- **GIVEN TASK**: All lines in the data bearing the string "ylabel" should be identified and copied.

Figure contents as structured data
%%
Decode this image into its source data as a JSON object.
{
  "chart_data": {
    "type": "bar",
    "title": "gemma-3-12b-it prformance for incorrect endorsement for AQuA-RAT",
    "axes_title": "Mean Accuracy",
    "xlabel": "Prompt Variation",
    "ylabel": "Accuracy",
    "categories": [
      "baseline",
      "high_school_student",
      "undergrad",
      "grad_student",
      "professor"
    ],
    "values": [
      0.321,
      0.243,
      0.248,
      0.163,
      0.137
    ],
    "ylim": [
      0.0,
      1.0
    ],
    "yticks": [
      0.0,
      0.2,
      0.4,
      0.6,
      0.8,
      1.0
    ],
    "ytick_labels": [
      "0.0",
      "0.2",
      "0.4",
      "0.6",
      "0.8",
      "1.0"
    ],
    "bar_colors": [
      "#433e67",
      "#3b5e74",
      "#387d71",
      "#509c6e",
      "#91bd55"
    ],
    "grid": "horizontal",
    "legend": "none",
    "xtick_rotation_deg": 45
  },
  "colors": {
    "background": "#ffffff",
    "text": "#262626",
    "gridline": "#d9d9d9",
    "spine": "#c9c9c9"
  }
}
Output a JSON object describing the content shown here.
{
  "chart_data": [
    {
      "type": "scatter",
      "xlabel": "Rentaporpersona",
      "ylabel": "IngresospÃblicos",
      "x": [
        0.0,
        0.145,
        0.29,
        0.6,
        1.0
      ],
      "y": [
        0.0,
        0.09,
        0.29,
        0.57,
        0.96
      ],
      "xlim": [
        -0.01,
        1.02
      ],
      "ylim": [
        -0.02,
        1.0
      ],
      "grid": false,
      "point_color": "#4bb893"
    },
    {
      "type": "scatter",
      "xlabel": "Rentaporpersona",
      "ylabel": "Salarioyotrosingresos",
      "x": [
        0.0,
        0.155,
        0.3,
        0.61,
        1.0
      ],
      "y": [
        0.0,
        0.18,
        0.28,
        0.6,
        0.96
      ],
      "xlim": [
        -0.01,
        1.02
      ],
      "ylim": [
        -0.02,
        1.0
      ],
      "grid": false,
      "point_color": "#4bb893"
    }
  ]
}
%%
- **FULL SOLUTION**:
    "ylabel": "Accuracy",
      "ylabel": "IngresospÃblicos",
      "ylabel": "Salarioyotrosingresos",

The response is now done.